:: What the exercise asks ::
Check each line of the material below, and copy it if it holds the string "коли".

:: Data supplied ::

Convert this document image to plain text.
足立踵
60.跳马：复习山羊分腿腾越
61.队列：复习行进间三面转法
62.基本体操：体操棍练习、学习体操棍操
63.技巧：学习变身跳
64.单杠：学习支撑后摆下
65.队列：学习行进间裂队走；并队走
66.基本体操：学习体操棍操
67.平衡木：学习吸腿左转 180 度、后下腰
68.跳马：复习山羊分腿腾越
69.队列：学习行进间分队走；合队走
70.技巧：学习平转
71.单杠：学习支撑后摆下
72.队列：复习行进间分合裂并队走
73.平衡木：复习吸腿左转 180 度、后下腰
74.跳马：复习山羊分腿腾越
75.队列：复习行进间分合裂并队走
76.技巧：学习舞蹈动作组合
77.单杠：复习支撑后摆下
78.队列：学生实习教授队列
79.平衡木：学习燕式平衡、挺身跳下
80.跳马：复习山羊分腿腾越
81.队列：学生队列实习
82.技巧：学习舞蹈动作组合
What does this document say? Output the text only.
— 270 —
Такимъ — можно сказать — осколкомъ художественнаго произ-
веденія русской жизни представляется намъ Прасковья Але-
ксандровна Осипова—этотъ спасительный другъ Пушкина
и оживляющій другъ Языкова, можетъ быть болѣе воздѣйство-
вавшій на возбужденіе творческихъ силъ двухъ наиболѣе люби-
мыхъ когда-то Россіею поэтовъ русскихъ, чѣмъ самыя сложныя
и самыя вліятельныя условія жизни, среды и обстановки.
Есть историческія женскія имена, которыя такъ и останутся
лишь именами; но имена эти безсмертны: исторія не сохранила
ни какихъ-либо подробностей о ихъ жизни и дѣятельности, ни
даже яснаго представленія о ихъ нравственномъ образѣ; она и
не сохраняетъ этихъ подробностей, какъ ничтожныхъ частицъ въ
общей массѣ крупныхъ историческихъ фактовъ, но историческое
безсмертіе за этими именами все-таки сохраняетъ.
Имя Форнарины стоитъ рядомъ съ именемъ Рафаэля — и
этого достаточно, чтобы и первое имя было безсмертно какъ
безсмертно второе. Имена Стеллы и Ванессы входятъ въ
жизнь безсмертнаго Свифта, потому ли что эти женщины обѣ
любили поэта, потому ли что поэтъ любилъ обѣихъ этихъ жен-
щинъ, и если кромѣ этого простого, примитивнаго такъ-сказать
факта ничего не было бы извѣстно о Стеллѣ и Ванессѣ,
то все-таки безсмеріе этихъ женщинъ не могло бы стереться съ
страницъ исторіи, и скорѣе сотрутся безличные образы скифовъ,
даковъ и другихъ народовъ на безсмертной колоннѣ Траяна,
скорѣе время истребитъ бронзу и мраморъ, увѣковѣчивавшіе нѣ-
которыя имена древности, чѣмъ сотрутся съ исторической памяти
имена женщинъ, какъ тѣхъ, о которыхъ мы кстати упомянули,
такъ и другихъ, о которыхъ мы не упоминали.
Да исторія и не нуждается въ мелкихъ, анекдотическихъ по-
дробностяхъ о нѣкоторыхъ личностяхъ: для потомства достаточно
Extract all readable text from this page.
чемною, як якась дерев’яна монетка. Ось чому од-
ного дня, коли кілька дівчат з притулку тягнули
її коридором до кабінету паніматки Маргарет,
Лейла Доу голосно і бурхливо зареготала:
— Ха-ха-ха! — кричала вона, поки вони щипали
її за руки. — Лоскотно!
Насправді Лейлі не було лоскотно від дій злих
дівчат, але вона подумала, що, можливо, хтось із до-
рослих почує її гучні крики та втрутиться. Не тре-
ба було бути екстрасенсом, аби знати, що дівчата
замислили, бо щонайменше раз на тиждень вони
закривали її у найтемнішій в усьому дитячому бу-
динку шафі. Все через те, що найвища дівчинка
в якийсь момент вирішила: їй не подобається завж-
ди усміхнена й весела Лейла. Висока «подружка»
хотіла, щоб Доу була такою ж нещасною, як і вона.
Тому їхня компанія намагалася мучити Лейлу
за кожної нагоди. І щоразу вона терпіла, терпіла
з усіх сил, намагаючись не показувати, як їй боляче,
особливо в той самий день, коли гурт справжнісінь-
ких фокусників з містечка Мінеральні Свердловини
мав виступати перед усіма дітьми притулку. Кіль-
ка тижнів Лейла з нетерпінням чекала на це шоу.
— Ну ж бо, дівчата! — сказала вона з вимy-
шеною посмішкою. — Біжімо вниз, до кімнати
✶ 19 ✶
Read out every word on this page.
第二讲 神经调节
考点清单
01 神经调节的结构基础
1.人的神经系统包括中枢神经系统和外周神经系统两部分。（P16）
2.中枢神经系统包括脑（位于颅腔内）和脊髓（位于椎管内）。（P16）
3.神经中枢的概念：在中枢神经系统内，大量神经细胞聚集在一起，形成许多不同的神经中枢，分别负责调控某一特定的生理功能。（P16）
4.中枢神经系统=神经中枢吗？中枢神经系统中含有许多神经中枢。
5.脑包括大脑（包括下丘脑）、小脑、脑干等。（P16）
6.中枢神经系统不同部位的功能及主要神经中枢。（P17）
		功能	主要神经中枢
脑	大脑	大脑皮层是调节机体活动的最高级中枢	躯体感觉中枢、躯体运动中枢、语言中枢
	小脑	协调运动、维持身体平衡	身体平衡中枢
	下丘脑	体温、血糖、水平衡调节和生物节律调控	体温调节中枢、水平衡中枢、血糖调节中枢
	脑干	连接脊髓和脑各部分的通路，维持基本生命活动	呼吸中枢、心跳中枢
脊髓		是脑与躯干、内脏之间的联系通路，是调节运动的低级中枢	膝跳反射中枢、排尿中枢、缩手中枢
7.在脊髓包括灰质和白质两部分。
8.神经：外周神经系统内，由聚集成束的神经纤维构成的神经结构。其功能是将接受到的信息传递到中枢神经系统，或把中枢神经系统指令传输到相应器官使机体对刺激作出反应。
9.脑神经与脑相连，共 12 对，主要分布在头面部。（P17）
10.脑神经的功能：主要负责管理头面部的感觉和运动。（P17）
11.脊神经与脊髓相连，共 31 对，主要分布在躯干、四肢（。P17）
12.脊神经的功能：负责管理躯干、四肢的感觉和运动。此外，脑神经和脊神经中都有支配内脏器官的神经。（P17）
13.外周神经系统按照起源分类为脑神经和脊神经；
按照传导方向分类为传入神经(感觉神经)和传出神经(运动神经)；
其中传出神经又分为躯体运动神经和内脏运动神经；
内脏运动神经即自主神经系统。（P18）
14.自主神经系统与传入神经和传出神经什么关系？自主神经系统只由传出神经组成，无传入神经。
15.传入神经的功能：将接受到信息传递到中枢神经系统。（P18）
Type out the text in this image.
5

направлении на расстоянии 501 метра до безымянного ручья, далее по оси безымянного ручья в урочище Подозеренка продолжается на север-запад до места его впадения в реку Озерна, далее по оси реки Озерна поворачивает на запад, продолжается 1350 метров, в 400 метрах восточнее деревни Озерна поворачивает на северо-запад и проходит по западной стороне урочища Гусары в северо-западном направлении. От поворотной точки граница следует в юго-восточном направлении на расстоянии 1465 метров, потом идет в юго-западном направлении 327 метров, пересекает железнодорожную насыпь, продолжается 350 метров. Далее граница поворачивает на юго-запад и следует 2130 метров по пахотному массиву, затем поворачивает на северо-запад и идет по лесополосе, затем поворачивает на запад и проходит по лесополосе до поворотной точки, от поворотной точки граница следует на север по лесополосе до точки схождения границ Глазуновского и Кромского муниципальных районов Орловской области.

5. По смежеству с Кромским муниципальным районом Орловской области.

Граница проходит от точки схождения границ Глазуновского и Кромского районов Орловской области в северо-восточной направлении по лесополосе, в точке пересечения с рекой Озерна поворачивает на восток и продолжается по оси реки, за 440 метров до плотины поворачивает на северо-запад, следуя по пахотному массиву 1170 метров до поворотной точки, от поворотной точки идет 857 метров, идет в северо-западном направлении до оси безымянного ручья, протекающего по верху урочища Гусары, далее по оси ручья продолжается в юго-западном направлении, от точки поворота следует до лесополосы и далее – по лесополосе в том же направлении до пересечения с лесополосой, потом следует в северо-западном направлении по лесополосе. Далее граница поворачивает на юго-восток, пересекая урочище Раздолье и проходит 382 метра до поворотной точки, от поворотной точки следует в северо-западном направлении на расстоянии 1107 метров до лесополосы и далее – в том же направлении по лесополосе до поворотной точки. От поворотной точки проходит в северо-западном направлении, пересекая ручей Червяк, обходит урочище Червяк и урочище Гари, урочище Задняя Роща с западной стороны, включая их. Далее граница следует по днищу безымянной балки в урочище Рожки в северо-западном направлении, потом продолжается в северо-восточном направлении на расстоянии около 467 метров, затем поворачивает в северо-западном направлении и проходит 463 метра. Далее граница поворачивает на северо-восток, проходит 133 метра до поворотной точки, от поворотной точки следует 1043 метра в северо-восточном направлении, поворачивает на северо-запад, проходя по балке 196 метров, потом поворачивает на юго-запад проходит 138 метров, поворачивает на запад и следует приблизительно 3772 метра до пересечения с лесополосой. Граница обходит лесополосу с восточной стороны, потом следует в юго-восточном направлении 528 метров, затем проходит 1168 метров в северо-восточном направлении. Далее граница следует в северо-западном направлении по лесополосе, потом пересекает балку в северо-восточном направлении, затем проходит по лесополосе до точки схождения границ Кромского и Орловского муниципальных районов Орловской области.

:: Solved exercise ::
ного дня, коли кілька дівчат з притулку тягнули
особливо в той самий день, коли гурт справжнісінь-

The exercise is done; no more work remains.